[Figure record extracts]
:::
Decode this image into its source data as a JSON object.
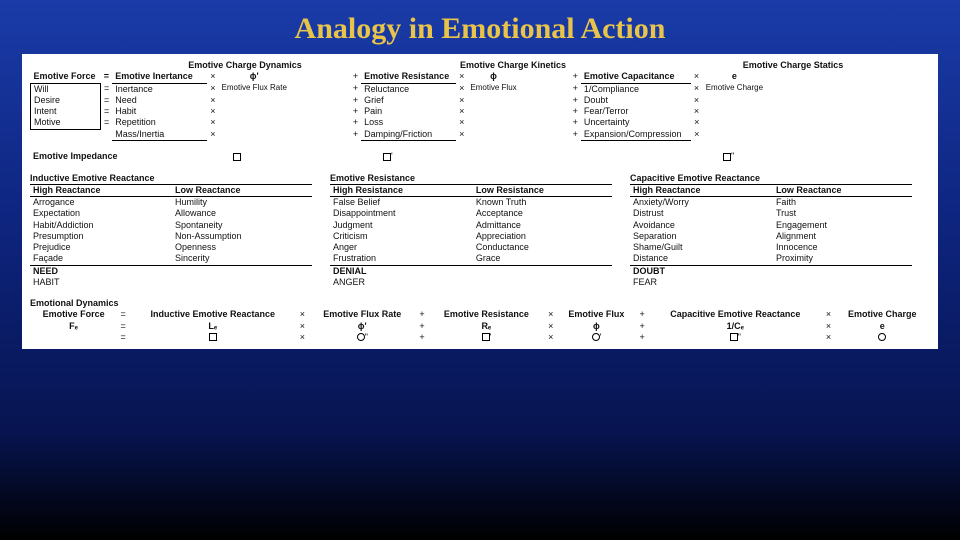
{
  "title": "Analogy in Emotional Action",
  "top": {
    "sections": [
      "Emotive Charge Dynamics",
      "Emotive Charge Kinetics",
      "Emotive Charge Statics"
    ],
    "forceLabel": "Emotive Force",
    "eq": "=",
    "times": "×",
    "plus": "+",
    "col1": {
      "header": "Emotive Inertance",
      "rate": "Emotive Flux Rate",
      "sym": "ϕ'",
      "rows": [
        "Inertance",
        "Need",
        "Habit",
        "Repetition",
        "Mass/Inertia"
      ]
    },
    "col2": {
      "header": "Emotive Resistance",
      "rate": "Emotive Flux",
      "sym": "ϕ",
      "rows": [
        "Reluctance",
        "Grief",
        "Pain",
        "Loss",
        "Damping/Friction"
      ]
    },
    "col3": {
      "header": "Emotive Capacitance",
      "rate": "Emotive Charge",
      "sym": "e",
      "rows": [
        "1/Compliance",
        "Doubt",
        "Fear/Terror",
        "Uncertainty",
        "Expansion/Compression"
      ]
    },
    "forces": [
      "Will",
      "Desire",
      "Intent",
      "Motive"
    ]
  },
  "impedance": {
    "label": "Emotive Impedance",
    "sq": "□",
    "sqp": "□'",
    "sqpp": "□''"
  },
  "react": {
    "groups": [
      {
        "title": "Inductive Emotive Reactance",
        "high": [
          "Arrogance",
          "Expectation",
          "Habit/Addiction",
          "Presumption",
          "Prejudice",
          "Façade"
        ],
        "low": [
          "Humility",
          "Allowance",
          "Spontaneity",
          "Non-Assumption",
          "Openness",
          "Sincerity"
        ],
        "bold": "NEED",
        "sub": "HABIT"
      },
      {
        "title": "Emotive Resistance",
        "high": [
          "False Belief",
          "Disappointment",
          "Judgment",
          "Criticism",
          "Anger",
          "Frustration"
        ],
        "low": [
          "Known Truth",
          "Acceptance",
          "Admittance",
          "Appreciation",
          "Conductance",
          "Grace"
        ],
        "highH": "High Resistance",
        "lowH": "Low Resistance",
        "bold": "DENIAL",
        "sub": "ANGER"
      },
      {
        "title": "Capacitive Emotive Reactance",
        "high": [
          "Anxiety/Worry",
          "Distrust",
          "Avoidance",
          "Separation",
          "Shame/Guilt",
          "Distance"
        ],
        "low": [
          "Faith",
          "Trust",
          "Engagement",
          "Alignment",
          "Innocence",
          "Proximity"
        ],
        "bold": "DOUBT",
        "sub": "FEAR"
      }
    ],
    "highH": "High Reactance",
    "lowH": "Low Reactance"
  },
  "dyn": {
    "title": "Emotional Dynamics",
    "row1": [
      "Emotive Force",
      "=",
      "Inductive Emotive Reactance",
      "×",
      "Emotive Flux Rate",
      "+",
      "Emotive Resistance",
      "×",
      "Emotive Flux",
      "+",
      "Capacitive Emotive Reactance",
      "×",
      "Emotive Charge"
    ],
    "row2": [
      "Fₑ",
      "=",
      "Lₑ",
      "×",
      "ϕ'",
      "+",
      "Rₑ",
      "×",
      "ϕ",
      "+",
      "1/Cₑ",
      "×",
      "e"
    ],
    "row3": [
      "",
      "=",
      "□",
      "×",
      "○''",
      "+",
      "□'",
      "×",
      "○'",
      "+",
      "□''",
      "×",
      "○"
    ]
  }
}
:::
Problem statement ▸
Give back all entries exactly. No pictures belong in the copy.

The output ▸
Decode this image into its source data as a JSON object.
{
  "title": "Analogy in Emotional Action",
  "top": {
    "sections": [
      "Emotive Charge Dynamics",
      "Emotive Charge Kinetics",
      "Emotive Charge Statics"
    ],
    "forceLabel": "Emotive Force",
    "eq": "=",
    "times": "×",
    "plus": "+",
    "col1": {
      "header": "Emotive Inertance",
      "rate": "Emotive Flux Rate",
      "sym": "ϕ'",
      "rows": [
        "Inertance",
        "Need",
        "Habit",
        "Repetition",
        "Mass/Inertia"
      ]
    },
    "col2": {
      "header": "Emotive Resistance",
      "rate": "Emotive Flux",
      "sym": "ϕ",
      "rows": [
        "Reluctance",
        "Grief",
        "Pain",
        "Loss",
        "Damping/Friction"
      ]
    },
    "col3": {
      "header": "Emotive Capacitance",
      "rate": "Emotive Charge",
      "sym": "e",
      "rows": [
        "1/Compliance",
        "Doubt",
        "Fear/Terror",
        "Uncertainty",
        "Expansion/Compression"
      ]
    },
    "forces": [
      "Will",
      "Desire",
      "Intent",
      "Motive"
    ]
  },
  "impedance": {
    "label": "Emotive Impedance",
    "sq": "□",
    "sqp": "□'",
    "sqpp": "□''"
  },
  "react": {
    "groups": [
      {
        "title": "Inductive Emotive Reactance",
        "high": [
          "Arrogance",
          "Expectation",
          "Habit/Addiction",
          "Presumption",
          "Prejudice",
          "Façade"
        ],
        "low": [
          "Humility",
          "Allowance",
          "Spontaneity",
          "Non-Assumption",
          "Openness",
          "Sincerity"
        ],
        "bold": "NEED",
        "sub": "HABIT"
      },
      {
        "title": "Emotive Resistance",
        "high": [
          "False Belief",
          "Disappointment",
          "Judgment",
          "Criticism",
          "Anger",
          "Frustration"
        ],
        "low": [
          "Known Truth",
          "Acceptance",
          "Admittance",
          "Appreciation",
          "Conductance",
          "Grace"
        ],
        "highH": "High Resistance",
        "lowH": "Low Resistance",
        "bold": "DENIAL",
        "sub": "ANGER"
      },
      {
        "title": "Capacitive Emotive Reactance",
        "high": [
          "Anxiety/Worry",
          "Distrust",
          "Avoidance",
          "Separation",
          "Shame/Guilt",
          "Distance"
        ],
        "low": [
          "Faith",
          "Trust",
          "Engagement",
          "Alignment",
          "Innocence",
          "Proximity"
        ],
        "bold": "DOUBT",
        "sub": "FEAR"
      }
    ],
    "highH": "High Reactance",
    "lowH": "Low Reactance"
  },
  "dyn": {
    "title": "Emotional Dynamics",
    "row1": [
      "Emotive Force",
      "=",
      "Inductive Emotive Reactance",
      "×",
      "Emotive Flux Rate",
      "+",
      "Emotive Resistance",
      "×",
      "Emotive Flux",
      "+",
      "Capacitive Emotive Reactance",
      "×",
      "Emotive Charge"
    ],
    "row2": [
      "Fₑ",
      "=",
      "Lₑ",
      "×",
      "ϕ'",
      "+",
      "Rₑ",
      "×",
      "ϕ",
      "+",
      "1/Cₑ",
      "×",
      "e"
    ],
    "row3": [
      "",
      "=",
      "□",
      "×",
      "○''",
      "+",
      "□'",
      "×",
      "○'",
      "+",
      "□''",
      "×",
      "○"
    ]
  }
}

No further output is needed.